[Extracted records]
------------------------------------------------------------------------

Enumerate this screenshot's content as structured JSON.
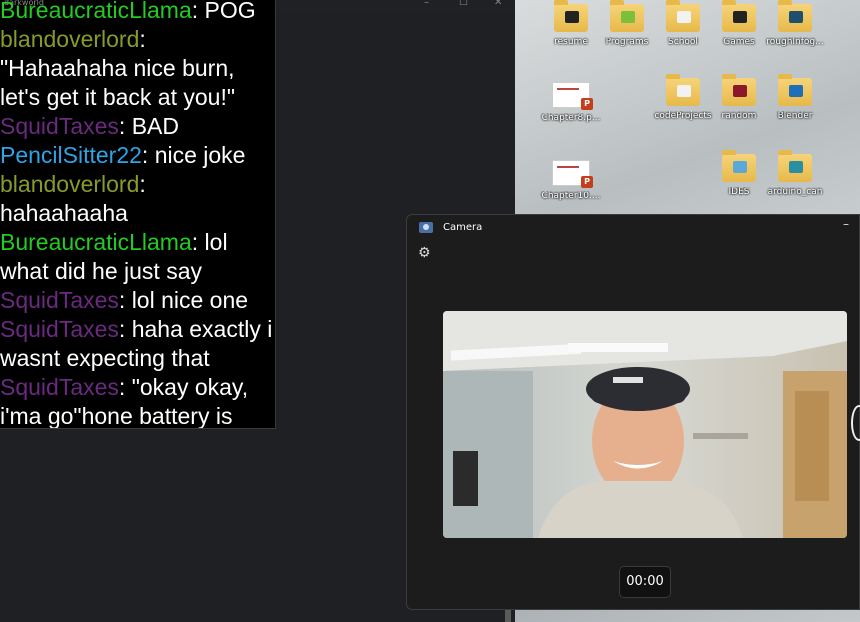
{
  "background_window": {
    "title": "darkworld",
    "controls": [
      "–",
      "☐",
      "✕"
    ]
  },
  "chat": {
    "messages": [
      {
        "user": "BureaucraticLlama",
        "color": "#22cc22",
        "text": ": POG"
      },
      {
        "user": "blandoverlord",
        "color": "#8a9a2a",
        "text": ": \"Hahaahaha nice burn, let's get it back at you!\""
      },
      {
        "user": "SquidTaxes",
        "color": "#6a2a80",
        "text": ": BAD"
      },
      {
        "user": "PencilSitter22",
        "color": "#2fa3e6",
        "text": ": nice joke"
      },
      {
        "user": "blandoverlord",
        "color": "#8a9a2a",
        "text": ": hahaahaaha"
      },
      {
        "user": "BureaucraticLlama",
        "color": "#22cc22",
        "text": ": lol what did he just say"
      },
      {
        "user": "SquidTaxes",
        "color": "#6a2a80",
        "text": ": lol nice one"
      },
      {
        "user": "SquidTaxes",
        "color": "#6a2a80",
        "text": ": haha exactly i wasnt expecting that"
      },
      {
        "user": "SquidTaxes",
        "color": "#6a2a80",
        "text": ": \"okay okay, i'ma go\"hone battery is"
      }
    ]
  },
  "desktop": {
    "icons": [
      {
        "name": "resume",
        "kind": "folder",
        "badge_color": "#222222"
      },
      {
        "name": "Programs",
        "kind": "folder",
        "badge_color": "#7bbf3a"
      },
      {
        "name": "School",
        "kind": "folder",
        "badge_color": "#f2f2f2"
      },
      {
        "name": "Games",
        "kind": "folder",
        "badge_color": "#222222"
      },
      {
        "name": "roughInfog...",
        "kind": "folder",
        "badge_color": "#1f4f6e"
      },
      {
        "name": "Chapter8.p...",
        "kind": "slide"
      },
      {
        "name": "codeProjects",
        "kind": "folder",
        "badge_color": "#f2f2f2"
      },
      {
        "name": "random",
        "kind": "folder",
        "badge_color": "#8a1a2a"
      },
      {
        "name": "Blender",
        "kind": "folder",
        "badge_color": "#1f6fb8"
      },
      {
        "name": "Chapter10....",
        "kind": "slide"
      },
      {
        "name": "IDES",
        "kind": "folder",
        "badge_color": "#5aa9d6"
      },
      {
        "name": "arduino_can",
        "kind": "folder",
        "badge_color": "#2a8fa0"
      }
    ]
  },
  "camera": {
    "title": "Camera",
    "minimize": "–",
    "settings_icon": "gear-icon",
    "timer": "00:00"
  }
}
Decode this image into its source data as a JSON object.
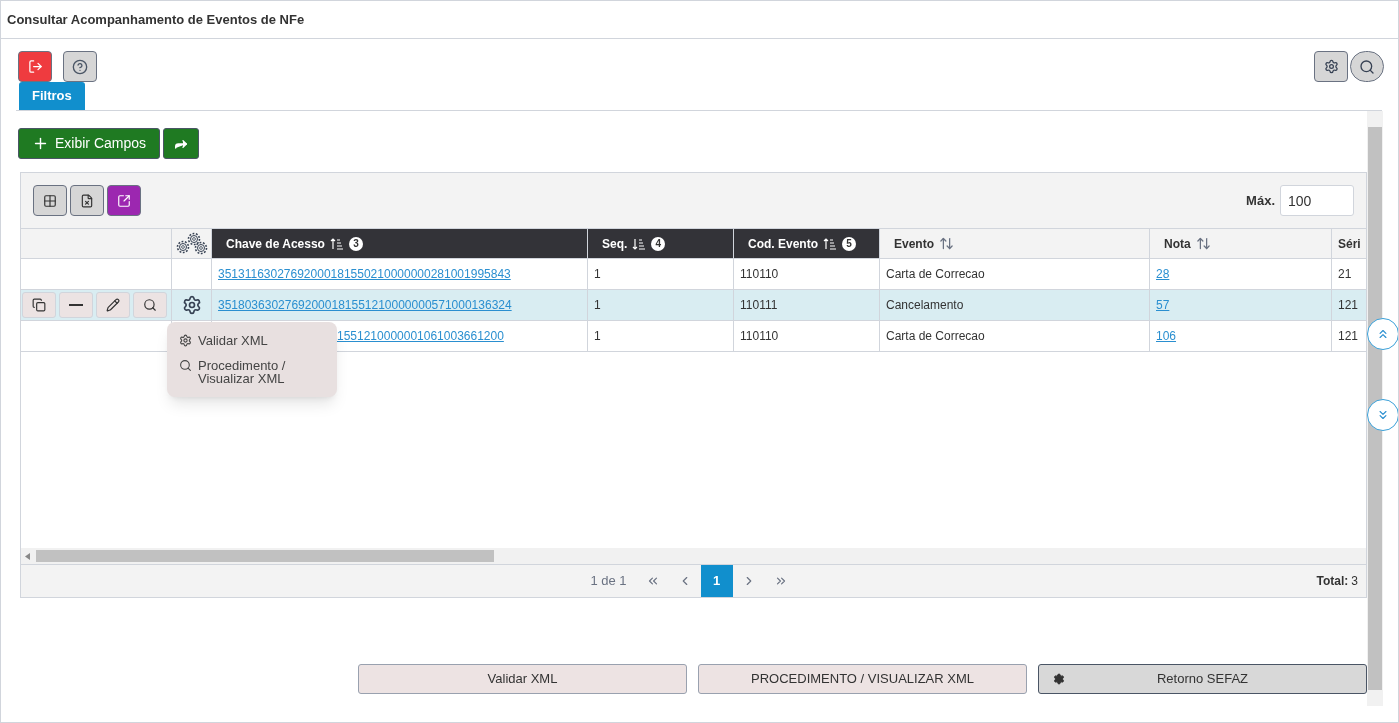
{
  "window": {
    "title": "Consultar Acompanhamento de Eventos de NFe"
  },
  "filters_tab": {
    "label": "Filtros",
    "selected": true
  },
  "show_fields_button": {
    "label": "Exibir Campos"
  },
  "max_field": {
    "label": "Máx.",
    "value": "100"
  },
  "columns": [
    {
      "label": "Chave de Acesso",
      "kind": "ascending",
      "order": "3"
    },
    {
      "label": "Seq.",
      "kind": "descending",
      "order": "4"
    },
    {
      "label": "Cod. Evento",
      "kind": "ascending",
      "order": "5"
    },
    {
      "label": "Evento",
      "kind": "unsorted"
    },
    {
      "label": "Nota",
      "kind": "unsorted"
    },
    {
      "label": "Séri",
      "kind": "plain"
    }
  ],
  "rows": [
    {
      "selected": false,
      "menu_open": false,
      "cells": [
        "35131163027692000181550210000000281001995843",
        "1",
        "110110",
        "Carta de Correcao",
        "28",
        "21"
      ]
    },
    {
      "selected": true,
      "menu_open": true,
      "cells": [
        "35180363027692000181551210000000571000136324",
        "1",
        "110111",
        "Cancelamento",
        "57",
        "121"
      ]
    },
    {
      "selected": false,
      "menu_open": false,
      "cells": [
        "1551210000001061003661200",
        "1",
        "110110",
        "Carta de Correcao",
        "106",
        "121"
      ]
    }
  ],
  "row_menu": [
    {
      "label": "Validar XML"
    },
    {
      "label": "Procedimento / Visualizar XML"
    }
  ],
  "pagination": {
    "summary": "1 de 1",
    "pages": [
      {
        "label": "1",
        "selected": true
      }
    ],
    "total_label": "Total:",
    "total": "3"
  },
  "bottom_buttons": [
    {
      "label": "Validar XML",
      "kind": "plain"
    },
    {
      "label": "PROCEDIMENTO / VISUALIZAR XML",
      "kind": "plain"
    },
    {
      "label": "Retorno SEFAZ",
      "kind": "gear"
    }
  ]
}
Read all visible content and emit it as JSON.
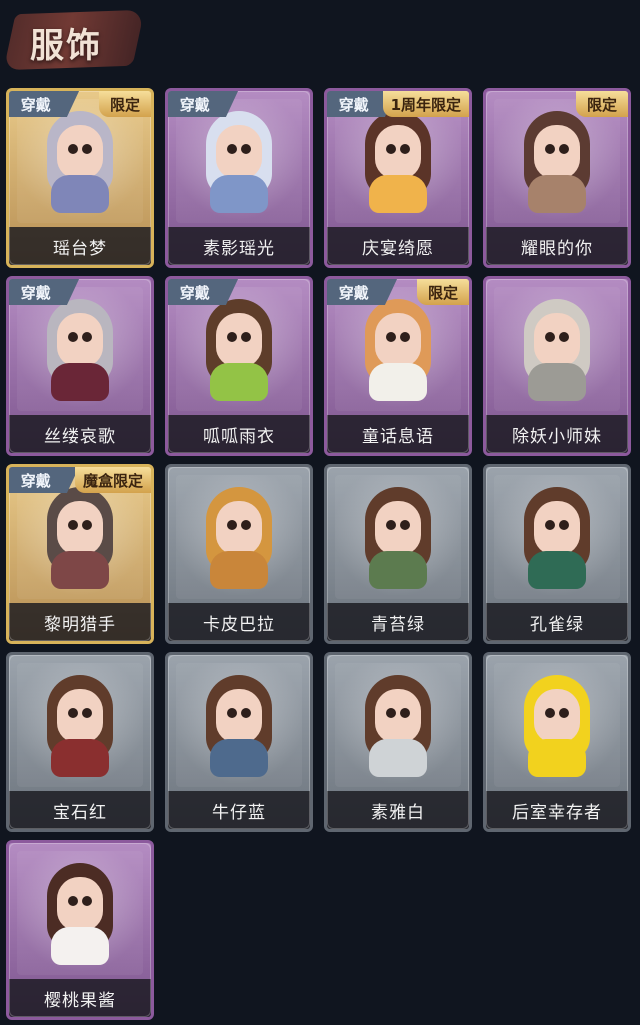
{
  "header": {
    "title": "服饰"
  },
  "costumes": [
    {
      "name": "瑶台梦",
      "style": "gold",
      "worn": true,
      "badge": "限定",
      "hair_color": "#b9b6c8",
      "outfit_color": "#7f86b8"
    },
    {
      "name": "素影瑶光",
      "style": "purple",
      "worn": true,
      "badge": "",
      "hair_color": "#d8dfef",
      "outfit_color": "#7f96c8"
    },
    {
      "name": "庆宴绮愿",
      "style": "purple",
      "worn": true,
      "badge": "1周年限定",
      "hair_color": "#5b3428",
      "outfit_color": "#f0b34b"
    },
    {
      "name": "耀眼的你",
      "style": "purple",
      "worn": false,
      "badge": "限定",
      "hair_color": "#5c3b32",
      "outfit_color": "#a7826b"
    },
    {
      "name": "丝缕哀歌",
      "style": "purple",
      "worn": true,
      "badge": "",
      "hair_color": "#b9b6bf",
      "outfit_color": "#6a2637"
    },
    {
      "name": "呱呱雨衣",
      "style": "purple",
      "worn": true,
      "badge": "",
      "hair_color": "#5e3d2a",
      "outfit_color": "#93c346"
    },
    {
      "name": "童话息语",
      "style": "purple",
      "worn": true,
      "badge": "限定",
      "hair_color": "#df9a58",
      "outfit_color": "#f2f0ea"
    },
    {
      "name": "除妖小师妹",
      "style": "purple",
      "worn": false,
      "badge": "",
      "hair_color": "#cfcac3",
      "outfit_color": "#9c9b95"
    },
    {
      "name": "黎明猎手",
      "style": "gold",
      "worn": true,
      "badge": "魔盒限定",
      "hair_color": "#5a4b47",
      "outfit_color": "#7e4747"
    },
    {
      "name": "卡皮巴拉",
      "style": "gray",
      "worn": false,
      "badge": "",
      "hair_color": "#d4963f",
      "outfit_color": "#c9863a"
    },
    {
      "name": "青苔绿",
      "style": "gray",
      "worn": false,
      "badge": "",
      "hair_color": "#603c2b",
      "outfit_color": "#5c7b4f"
    },
    {
      "name": "孔雀绿",
      "style": "gray",
      "worn": false,
      "badge": "",
      "hair_color": "#603c2b",
      "outfit_color": "#2f6b55"
    },
    {
      "name": "宝石红",
      "style": "gray",
      "worn": false,
      "badge": "",
      "hair_color": "#603c2b",
      "outfit_color": "#8a2f2f"
    },
    {
      "name": "牛仔蓝",
      "style": "gray",
      "worn": false,
      "badge": "",
      "hair_color": "#603c2b",
      "outfit_color": "#4e6a8d"
    },
    {
      "name": "素雅白",
      "style": "gray",
      "worn": false,
      "badge": "",
      "hair_color": "#603c2b",
      "outfit_color": "#cfd3d6"
    },
    {
      "name": "后室幸存者",
      "style": "gray",
      "worn": false,
      "badge": "",
      "hair_color": "#f2d21e",
      "outfit_color": "#f2d21e"
    },
    {
      "name": "樱桃果酱",
      "style": "purple",
      "worn": false,
      "badge": "",
      "hair_color": "#4c2c24",
      "outfit_color": "#f4f1ef"
    }
  ],
  "labels": {
    "worn": "穿戴"
  }
}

------------------------------------------------------------------------

WHAT IS REQUIRED: Will you set down the records word for word while leaving out every picture?

CORRECT RESULT:
Enumerate this screenshot's content as structured JSON.
{
  "background_window": {
    "title": "darkworld",
    "controls": [
      "–",
      "☐",
      "✕"
    ]
  },
  "chat": {
    "messages": [
      {
        "user": "BureaucraticLlama",
        "color": "#22cc22",
        "text": ": POG"
      },
      {
        "user": "blandoverlord",
        "color": "#8a9a2a",
        "text": ": \"Hahaahaha nice burn, let's get it back at you!\""
      },
      {
        "user": "SquidTaxes",
        "color": "#6a2a80",
        "text": ": BAD"
      },
      {
        "user": "PencilSitter22",
        "color": "#2fa3e6",
        "text": ": nice joke"
      },
      {
        "user": "blandoverlord",
        "color": "#8a9a2a",
        "text": ": hahaahaaha"
      },
      {
        "user": "BureaucraticLlama",
        "color": "#22cc22",
        "text": ": lol what did he just say"
      },
      {
        "user": "SquidTaxes",
        "color": "#6a2a80",
        "text": ": lol nice one"
      },
      {
        "user": "SquidTaxes",
        "color": "#6a2a80",
        "text": ": haha exactly i wasnt expecting that"
      },
      {
        "user": "SquidTaxes",
        "color": "#6a2a80",
        "text": ": \"okay okay, i'ma go\"hone battery is"
      }
    ]
  },
  "desktop": {
    "icons": [
      {
        "name": "resume",
        "kind": "folder",
        "badge_color": "#222222"
      },
      {
        "name": "Programs",
        "kind": "folder",
        "badge_color": "#7bbf3a"
      },
      {
        "name": "School",
        "kind": "folder",
        "badge_color": "#f2f2f2"
      },
      {
        "name": "Games",
        "kind": "folder",
        "badge_color": "#222222"
      },
      {
        "name": "roughInfog...",
        "kind": "folder",
        "badge_color": "#1f4f6e"
      },
      {
        "name": "Chapter8.p...",
        "kind": "slide"
      },
      {
        "name": "codeProjects",
        "kind": "folder",
        "badge_color": "#f2f2f2"
      },
      {
        "name": "random",
        "kind": "folder",
        "badge_color": "#8a1a2a"
      },
      {
        "name": "Blender",
        "kind": "folder",
        "badge_color": "#1f6fb8"
      },
      {
        "name": "Chapter10....",
        "kind": "slide"
      },
      {
        "name": "IDES",
        "kind": "folder",
        "badge_color": "#5aa9d6"
      },
      {
        "name": "arduino_can",
        "kind": "folder",
        "badge_color": "#2a8fa0"
      }
    ]
  },
  "camera": {
    "title": "Camera",
    "minimize": "–",
    "settings_icon": "gear-icon",
    "timer": "00:00"
  }
}
Decode this image into its source data as a JSON object.
{
  "window": {
    "title": "Consultar Acompanhamento de Eventos de NFe"
  },
  "filters_tab": {
    "label": "Filtros",
    "selected": true
  },
  "show_fields_button": {
    "label": "Exibir Campos"
  },
  "max_field": {
    "label": "Máx.",
    "value": "100"
  },
  "columns": [
    {
      "label": "Chave de Acesso",
      "kind": "ascending",
      "order": "3"
    },
    {
      "label": "Seq.",
      "kind": "descending",
      "order": "4"
    },
    {
      "label": "Cod. Evento",
      "kind": "ascending",
      "order": "5"
    },
    {
      "label": "Evento",
      "kind": "unsorted"
    },
    {
      "label": "Nota",
      "kind": "unsorted"
    },
    {
      "label": "Séri",
      "kind": "plain"
    }
  ],
  "rows": [
    {
      "selected": false,
      "menu_open": false,
      "cells": [
        "35131163027692000181550210000000281001995843",
        "1",
        "110110",
        "Carta de Correcao",
        "28",
        "21"
      ]
    },
    {
      "selected": true,
      "menu_open": true,
      "cells": [
        "35180363027692000181551210000000571000136324",
        "1",
        "110111",
        "Cancelamento",
        "57",
        "121"
      ]
    },
    {
      "selected": false,
      "menu_open": false,
      "cells": [
        "1551210000001061003661200",
        "1",
        "110110",
        "Carta de Correcao",
        "106",
        "121"
      ]
    }
  ],
  "row_menu": [
    {
      "label": "Validar XML"
    },
    {
      "label": "Procedimento / Visualizar XML"
    }
  ],
  "pagination": {
    "summary": "1 de 1",
    "pages": [
      {
        "label": "1",
        "selected": true
      }
    ],
    "total_label": "Total:",
    "total": "3"
  },
  "bottom_buttons": [
    {
      "label": "Validar XML",
      "kind": "plain"
    },
    {
      "label": "PROCEDIMENTO / VISUALIZAR XML",
      "kind": "plain"
    },
    {
      "label": "Retorno SEFAZ",
      "kind": "gear"
    }
  ]
}
Read all visible content and emit it as JSON.
{
  "header": {
    "title": "服饰"
  },
  "costumes": [
    {
      "name": "瑶台梦",
      "style": "gold",
      "worn": true,
      "badge": "限定",
      "hair_color": "#b9b6c8",
      "outfit_color": "#7f86b8"
    },
    {
      "name": "素影瑶光",
      "style": "purple",
      "worn": true,
      "badge": "",
      "hair_color": "#d8dfef",
      "outfit_color": "#7f96c8"
    },
    {
      "name": "庆宴绮愿",
      "style": "purple",
      "worn": true,
      "badge": "1周年限定",
      "hair_color": "#5b3428",
      "outfit_color": "#f0b34b"
    },
    {
      "name": "耀眼的你",
      "style": "purple",
      "worn": false,
      "badge": "限定",
      "hair_color": "#5c3b32",
      "outfit_color": "#a7826b"
    },
    {
      "name": "丝缕哀歌",
      "style": "purple",
      "worn": true,
      "badge": "",
      "hair_color": "#b9b6bf",
      "outfit_color": "#6a2637"
    },
    {
      "name": "呱呱雨衣",
      "style": "purple",
      "worn": true,
      "badge": "",
      "hair_color": "#5e3d2a",
      "outfit_color": "#93c346"
    },
    {
      "name": "童话息语",
      "style": "purple",
      "worn": true,
      "badge": "限定",
      "hair_color": "#df9a58",
      "outfit_color": "#f2f0ea"
    },
    {
      "name": "除妖小师妹",
      "style": "purple",
      "worn": false,
      "badge": "",
      "hair_color": "#cfcac3",
      "outfit_color": "#9c9b95"
    },
    {
      "name": "黎明猎手",
      "style": "gold",
      "worn": true,
      "badge": "魔盒限定",
      "hair_color": "#5a4b47",
      "outfit_color": "#7e4747"
    },
    {
      "name": "卡皮巴拉",
      "style": "gray",
      "worn": false,
      "badge": "",
      "hair_color": "#d4963f",
      "outfit_color": "#c9863a"
    },
    {
      "name": "青苔绿",
      "style": "gray",
      "worn": false,
      "badge": "",
      "hair_color": "#603c2b",
      "outfit_color": "#5c7b4f"
    },
    {
      "name": "孔雀绿",
      "style": "gray",
      "worn": false,
      "badge": "",
      "hair_color": "#603c2b",
      "outfit_color": "#2f6b55"
    },
    {
      "name": "宝石红",
      "style": "gray",
      "worn": false,
      "badge": "",
      "hair_color": "#603c2b",
      "outfit_color": "#8a2f2f"
    },
    {
      "name": "牛仔蓝",
      "style": "gray",
      "worn": false,
      "badge": "",
      "hair_color": "#603c2b",
      "outfit_color": "#4e6a8d"
    },
    {
      "name": "素雅白",
      "style": "gray",
      "worn": false,
      "badge": "",
      "hair_color": "#603c2b",
      "outfit_color": "#cfd3d6"
    },
    {
      "name": "后室幸存者",
      "style": "gray",
      "worn": false,
      "badge": "",
      "hair_color": "#f2d21e",
      "outfit_color": "#f2d21e"
    },
    {
      "name": "樱桃果酱",
      "style": "purple",
      "worn": false,
      "badge": "",
      "hair_color": "#4c2c24",
      "outfit_color": "#f4f1ef"
    }
  ],
  "labels": {
    "worn": "穿戴"
  }
}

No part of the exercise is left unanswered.